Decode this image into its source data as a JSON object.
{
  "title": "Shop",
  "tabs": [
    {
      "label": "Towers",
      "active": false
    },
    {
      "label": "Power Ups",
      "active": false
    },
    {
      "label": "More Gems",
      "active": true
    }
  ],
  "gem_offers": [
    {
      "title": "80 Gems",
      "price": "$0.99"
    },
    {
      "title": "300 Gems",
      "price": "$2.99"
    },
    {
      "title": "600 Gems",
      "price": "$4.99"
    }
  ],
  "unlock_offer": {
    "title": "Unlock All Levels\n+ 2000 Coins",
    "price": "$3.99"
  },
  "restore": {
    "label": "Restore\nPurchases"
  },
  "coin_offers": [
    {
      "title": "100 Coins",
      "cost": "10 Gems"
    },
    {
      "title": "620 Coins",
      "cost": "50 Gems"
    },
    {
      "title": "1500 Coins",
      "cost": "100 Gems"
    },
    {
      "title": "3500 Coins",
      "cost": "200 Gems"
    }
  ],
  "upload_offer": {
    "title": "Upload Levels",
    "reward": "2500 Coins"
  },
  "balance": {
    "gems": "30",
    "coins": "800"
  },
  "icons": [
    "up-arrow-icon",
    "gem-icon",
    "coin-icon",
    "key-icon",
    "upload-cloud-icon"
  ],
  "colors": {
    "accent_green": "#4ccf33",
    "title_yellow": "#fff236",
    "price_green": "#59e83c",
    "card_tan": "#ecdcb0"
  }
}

□ □ □ □

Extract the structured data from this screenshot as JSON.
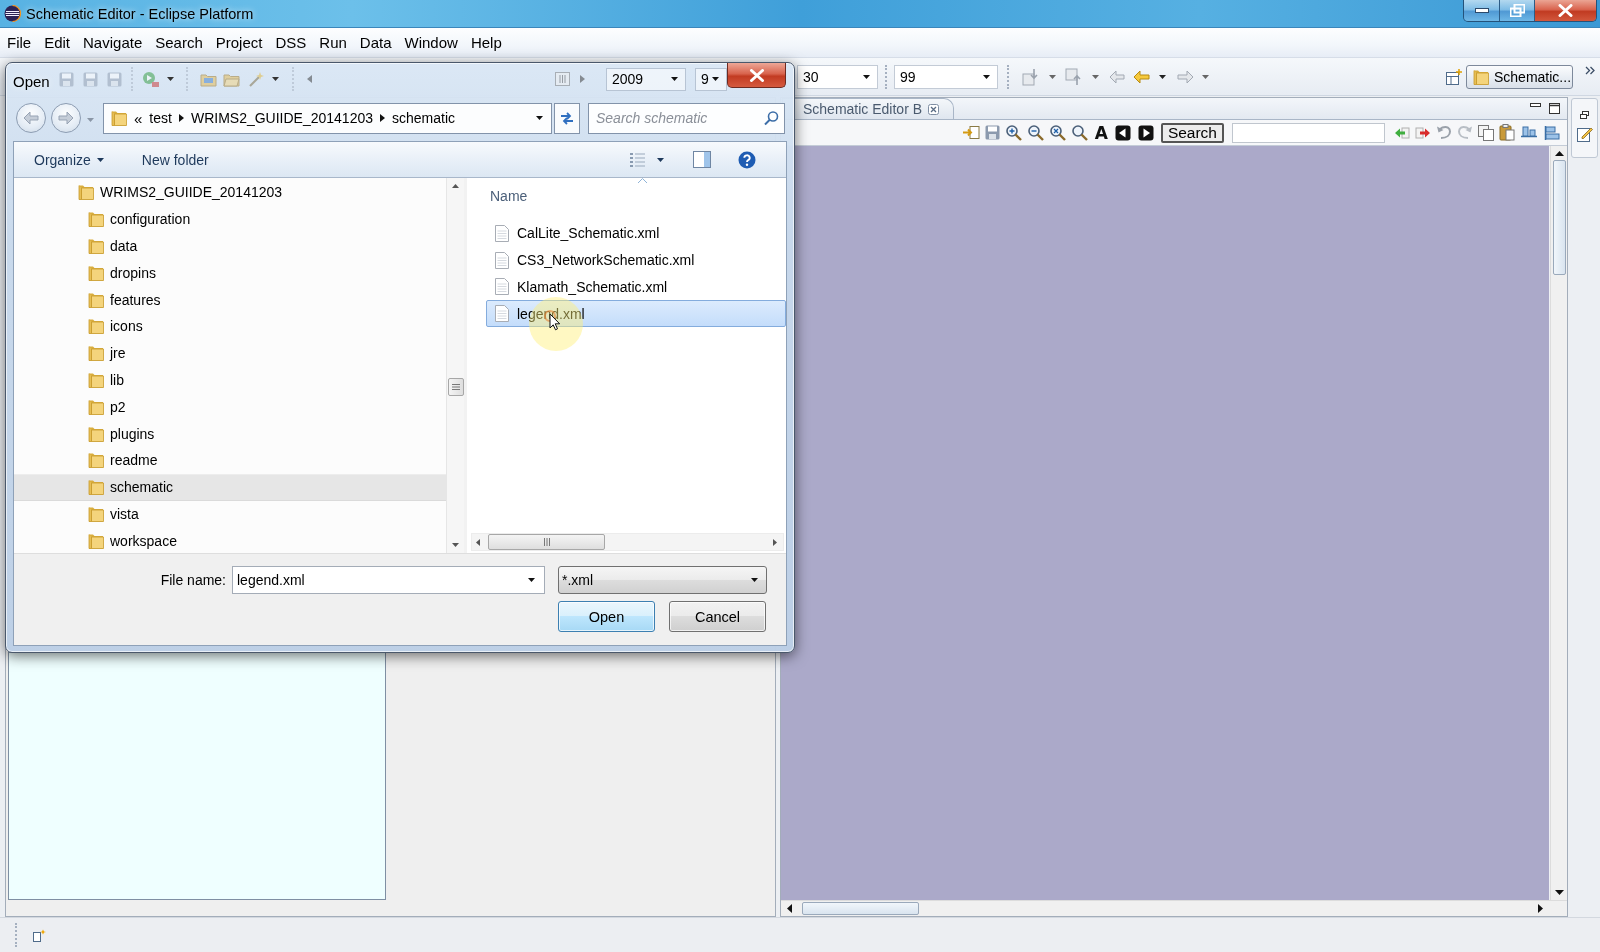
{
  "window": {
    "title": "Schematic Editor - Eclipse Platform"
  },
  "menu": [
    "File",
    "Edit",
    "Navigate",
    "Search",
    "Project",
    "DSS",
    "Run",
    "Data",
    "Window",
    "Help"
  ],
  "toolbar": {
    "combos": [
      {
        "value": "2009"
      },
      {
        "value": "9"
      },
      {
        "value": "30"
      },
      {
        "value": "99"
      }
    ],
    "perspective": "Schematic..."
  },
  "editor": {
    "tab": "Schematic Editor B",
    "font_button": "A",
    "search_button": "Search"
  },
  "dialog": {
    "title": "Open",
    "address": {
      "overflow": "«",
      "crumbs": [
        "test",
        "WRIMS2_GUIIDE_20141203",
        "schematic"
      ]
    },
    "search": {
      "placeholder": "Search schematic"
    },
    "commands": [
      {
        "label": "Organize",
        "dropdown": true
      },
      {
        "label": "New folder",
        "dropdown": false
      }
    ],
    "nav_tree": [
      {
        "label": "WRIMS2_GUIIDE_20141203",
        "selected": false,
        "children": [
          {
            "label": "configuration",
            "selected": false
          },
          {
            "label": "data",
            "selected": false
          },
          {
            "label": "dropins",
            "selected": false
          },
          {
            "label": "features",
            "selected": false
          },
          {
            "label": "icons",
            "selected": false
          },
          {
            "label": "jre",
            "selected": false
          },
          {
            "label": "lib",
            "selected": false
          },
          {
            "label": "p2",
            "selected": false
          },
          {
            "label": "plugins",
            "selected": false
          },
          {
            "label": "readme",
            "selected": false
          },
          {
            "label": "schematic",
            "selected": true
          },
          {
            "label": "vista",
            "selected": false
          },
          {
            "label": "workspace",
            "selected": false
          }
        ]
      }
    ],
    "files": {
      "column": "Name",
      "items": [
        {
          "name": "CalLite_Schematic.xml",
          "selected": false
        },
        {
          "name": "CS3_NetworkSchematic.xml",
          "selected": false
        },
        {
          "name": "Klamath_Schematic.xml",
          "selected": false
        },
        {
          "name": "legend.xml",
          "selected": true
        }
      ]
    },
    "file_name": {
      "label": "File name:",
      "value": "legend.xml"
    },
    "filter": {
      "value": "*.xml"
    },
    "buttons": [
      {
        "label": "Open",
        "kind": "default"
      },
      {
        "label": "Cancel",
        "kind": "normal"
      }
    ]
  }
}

□ □ □ □

- **WHAT IS BEING ASKED**
Go through the listing above and return every line where the word "JSON" occurs.

- **REPLY TO THE TASK**
Decode this image into its source data as a JSON object.
Extract the structured data from this screenshot as JSON.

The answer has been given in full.